From the entries that follow, list every line in which the string "series" appears.

------ Entries provided

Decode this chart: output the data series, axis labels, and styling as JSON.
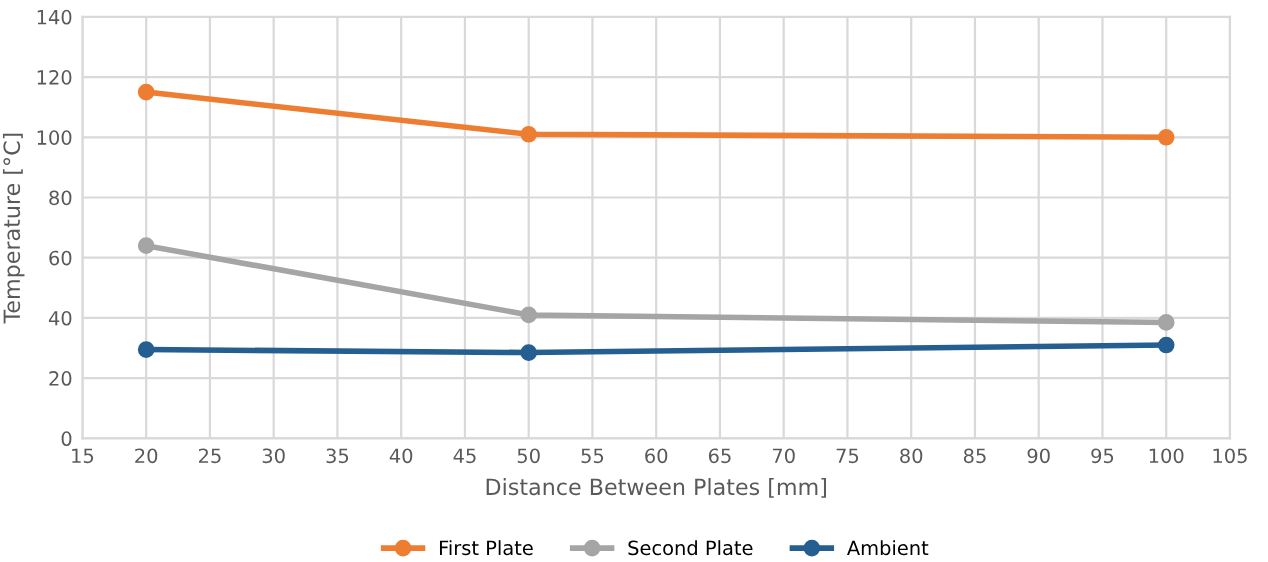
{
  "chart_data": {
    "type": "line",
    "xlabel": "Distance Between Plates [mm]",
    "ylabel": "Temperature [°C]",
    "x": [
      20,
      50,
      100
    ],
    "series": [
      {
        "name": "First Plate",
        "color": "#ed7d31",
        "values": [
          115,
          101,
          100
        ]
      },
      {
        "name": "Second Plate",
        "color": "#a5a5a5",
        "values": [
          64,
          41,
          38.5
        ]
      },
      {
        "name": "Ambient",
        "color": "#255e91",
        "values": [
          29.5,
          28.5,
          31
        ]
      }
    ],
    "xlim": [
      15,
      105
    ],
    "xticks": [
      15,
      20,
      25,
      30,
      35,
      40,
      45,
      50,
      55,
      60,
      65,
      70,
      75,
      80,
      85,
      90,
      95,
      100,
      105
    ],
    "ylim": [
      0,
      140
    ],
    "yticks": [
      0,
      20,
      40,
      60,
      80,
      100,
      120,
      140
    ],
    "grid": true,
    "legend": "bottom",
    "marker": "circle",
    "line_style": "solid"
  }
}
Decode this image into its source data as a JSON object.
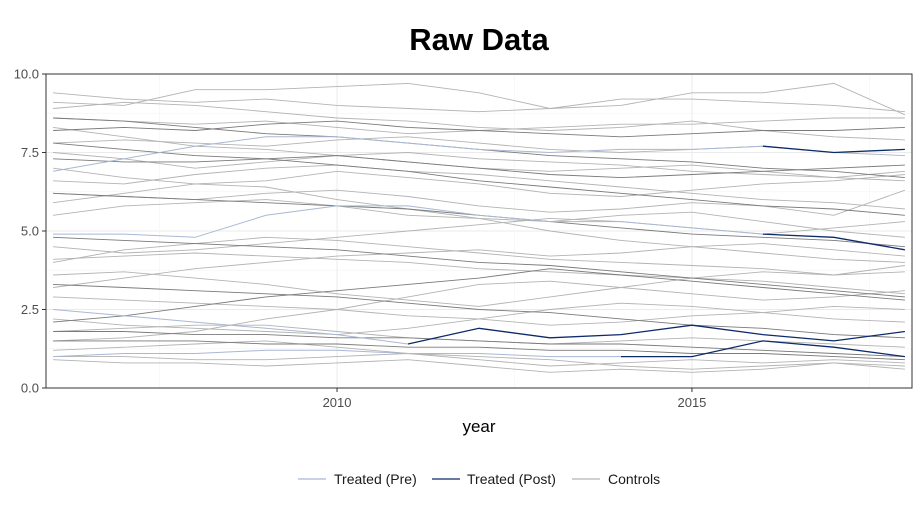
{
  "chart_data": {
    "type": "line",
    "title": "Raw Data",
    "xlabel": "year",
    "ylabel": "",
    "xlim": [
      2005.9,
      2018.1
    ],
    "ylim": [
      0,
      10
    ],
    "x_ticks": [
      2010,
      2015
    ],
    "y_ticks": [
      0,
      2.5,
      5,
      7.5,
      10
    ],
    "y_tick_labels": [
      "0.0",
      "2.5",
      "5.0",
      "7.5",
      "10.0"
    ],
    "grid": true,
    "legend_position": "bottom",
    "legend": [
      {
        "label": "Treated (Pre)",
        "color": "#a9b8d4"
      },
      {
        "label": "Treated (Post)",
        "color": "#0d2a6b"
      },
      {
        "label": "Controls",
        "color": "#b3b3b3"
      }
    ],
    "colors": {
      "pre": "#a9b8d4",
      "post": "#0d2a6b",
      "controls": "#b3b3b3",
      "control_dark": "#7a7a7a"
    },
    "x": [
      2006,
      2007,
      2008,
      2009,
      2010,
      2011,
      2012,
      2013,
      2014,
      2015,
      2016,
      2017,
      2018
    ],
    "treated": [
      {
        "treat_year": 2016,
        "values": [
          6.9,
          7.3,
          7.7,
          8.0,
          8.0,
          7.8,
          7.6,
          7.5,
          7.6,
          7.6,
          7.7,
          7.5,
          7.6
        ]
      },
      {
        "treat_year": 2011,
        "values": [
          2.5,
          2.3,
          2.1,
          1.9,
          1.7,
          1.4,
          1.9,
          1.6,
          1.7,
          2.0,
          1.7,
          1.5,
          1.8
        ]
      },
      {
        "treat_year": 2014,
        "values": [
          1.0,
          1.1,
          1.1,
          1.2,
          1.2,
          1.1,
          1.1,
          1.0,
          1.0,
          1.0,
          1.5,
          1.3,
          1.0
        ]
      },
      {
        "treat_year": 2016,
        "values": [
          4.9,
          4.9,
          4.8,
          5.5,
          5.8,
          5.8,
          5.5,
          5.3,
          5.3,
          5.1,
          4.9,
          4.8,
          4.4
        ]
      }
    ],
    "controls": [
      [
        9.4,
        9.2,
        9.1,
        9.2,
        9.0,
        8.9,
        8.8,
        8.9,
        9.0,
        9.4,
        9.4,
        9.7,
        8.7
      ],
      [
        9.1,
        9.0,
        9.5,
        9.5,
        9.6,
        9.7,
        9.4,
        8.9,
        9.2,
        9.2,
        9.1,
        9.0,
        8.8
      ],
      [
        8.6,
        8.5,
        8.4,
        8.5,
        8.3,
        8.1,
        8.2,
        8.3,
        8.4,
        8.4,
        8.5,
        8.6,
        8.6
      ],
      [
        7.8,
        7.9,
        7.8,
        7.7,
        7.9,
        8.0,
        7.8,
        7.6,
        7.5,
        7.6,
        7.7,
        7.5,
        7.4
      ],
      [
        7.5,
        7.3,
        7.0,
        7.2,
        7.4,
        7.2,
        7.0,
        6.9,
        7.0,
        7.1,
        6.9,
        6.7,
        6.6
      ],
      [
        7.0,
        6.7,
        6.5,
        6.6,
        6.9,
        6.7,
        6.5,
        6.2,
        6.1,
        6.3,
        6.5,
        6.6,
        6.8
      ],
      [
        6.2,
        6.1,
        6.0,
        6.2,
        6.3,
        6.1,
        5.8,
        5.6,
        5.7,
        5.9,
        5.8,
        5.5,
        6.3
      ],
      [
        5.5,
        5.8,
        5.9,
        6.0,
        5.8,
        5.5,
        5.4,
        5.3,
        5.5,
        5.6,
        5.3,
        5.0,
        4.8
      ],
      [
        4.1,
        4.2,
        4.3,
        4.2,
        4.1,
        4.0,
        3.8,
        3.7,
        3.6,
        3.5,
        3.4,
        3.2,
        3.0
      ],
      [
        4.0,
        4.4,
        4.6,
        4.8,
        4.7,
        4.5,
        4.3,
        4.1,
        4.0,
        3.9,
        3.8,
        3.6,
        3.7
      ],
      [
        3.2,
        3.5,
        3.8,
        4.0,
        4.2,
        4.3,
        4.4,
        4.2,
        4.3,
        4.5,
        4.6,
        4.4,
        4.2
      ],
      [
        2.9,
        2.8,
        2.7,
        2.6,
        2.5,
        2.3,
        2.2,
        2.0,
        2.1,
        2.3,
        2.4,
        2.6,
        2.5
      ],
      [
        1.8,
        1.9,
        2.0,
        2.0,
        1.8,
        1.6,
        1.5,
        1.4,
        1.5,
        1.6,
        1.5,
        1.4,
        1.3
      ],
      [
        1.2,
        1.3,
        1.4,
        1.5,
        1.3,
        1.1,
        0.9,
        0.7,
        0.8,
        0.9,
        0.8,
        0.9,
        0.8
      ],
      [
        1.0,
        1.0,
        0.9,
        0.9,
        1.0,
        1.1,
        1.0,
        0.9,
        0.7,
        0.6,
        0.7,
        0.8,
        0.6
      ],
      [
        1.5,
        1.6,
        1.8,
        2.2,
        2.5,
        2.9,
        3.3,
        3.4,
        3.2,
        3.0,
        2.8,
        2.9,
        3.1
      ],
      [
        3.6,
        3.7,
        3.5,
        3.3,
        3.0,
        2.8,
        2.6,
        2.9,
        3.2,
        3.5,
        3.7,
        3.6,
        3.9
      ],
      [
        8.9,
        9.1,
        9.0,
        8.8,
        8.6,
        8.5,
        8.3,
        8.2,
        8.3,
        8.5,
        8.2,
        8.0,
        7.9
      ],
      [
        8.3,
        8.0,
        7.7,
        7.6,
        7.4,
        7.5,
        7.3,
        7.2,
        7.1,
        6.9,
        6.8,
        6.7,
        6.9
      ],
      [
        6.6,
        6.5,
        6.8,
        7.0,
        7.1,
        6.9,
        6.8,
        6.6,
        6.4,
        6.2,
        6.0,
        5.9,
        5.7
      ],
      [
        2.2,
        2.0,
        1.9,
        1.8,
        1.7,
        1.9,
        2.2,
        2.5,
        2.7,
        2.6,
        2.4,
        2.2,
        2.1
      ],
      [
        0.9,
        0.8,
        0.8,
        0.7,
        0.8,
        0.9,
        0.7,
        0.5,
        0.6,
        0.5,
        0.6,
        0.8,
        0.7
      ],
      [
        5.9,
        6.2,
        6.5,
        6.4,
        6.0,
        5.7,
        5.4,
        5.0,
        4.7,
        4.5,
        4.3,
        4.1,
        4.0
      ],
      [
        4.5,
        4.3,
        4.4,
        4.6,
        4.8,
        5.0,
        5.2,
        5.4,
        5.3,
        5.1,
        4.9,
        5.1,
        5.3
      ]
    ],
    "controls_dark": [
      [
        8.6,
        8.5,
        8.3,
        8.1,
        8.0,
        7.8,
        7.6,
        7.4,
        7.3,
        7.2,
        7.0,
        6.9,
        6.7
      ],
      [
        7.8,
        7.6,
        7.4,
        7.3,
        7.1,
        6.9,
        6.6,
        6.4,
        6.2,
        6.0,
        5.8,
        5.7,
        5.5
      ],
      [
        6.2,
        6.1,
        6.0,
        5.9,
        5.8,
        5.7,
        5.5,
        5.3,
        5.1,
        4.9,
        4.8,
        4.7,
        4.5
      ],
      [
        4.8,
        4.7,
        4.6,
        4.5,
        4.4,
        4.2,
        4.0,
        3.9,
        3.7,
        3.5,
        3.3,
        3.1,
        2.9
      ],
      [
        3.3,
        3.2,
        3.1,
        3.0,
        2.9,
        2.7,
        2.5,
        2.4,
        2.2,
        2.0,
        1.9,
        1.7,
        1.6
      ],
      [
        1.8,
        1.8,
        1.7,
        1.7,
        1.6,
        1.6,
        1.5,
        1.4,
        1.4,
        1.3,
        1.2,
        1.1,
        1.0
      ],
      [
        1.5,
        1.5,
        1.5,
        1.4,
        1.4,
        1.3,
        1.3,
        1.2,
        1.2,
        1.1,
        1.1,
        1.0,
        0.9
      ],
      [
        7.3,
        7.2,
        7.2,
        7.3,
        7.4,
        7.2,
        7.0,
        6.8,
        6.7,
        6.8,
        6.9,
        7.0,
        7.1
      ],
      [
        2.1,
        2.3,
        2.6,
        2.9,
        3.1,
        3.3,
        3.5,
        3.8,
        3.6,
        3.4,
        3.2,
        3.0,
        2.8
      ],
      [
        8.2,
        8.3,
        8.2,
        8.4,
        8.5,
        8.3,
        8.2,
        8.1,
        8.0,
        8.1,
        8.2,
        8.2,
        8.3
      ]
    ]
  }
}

------------

Worked solution —
Decode this chart: output the data series, axis labels, and styling as JSON.
    "series": [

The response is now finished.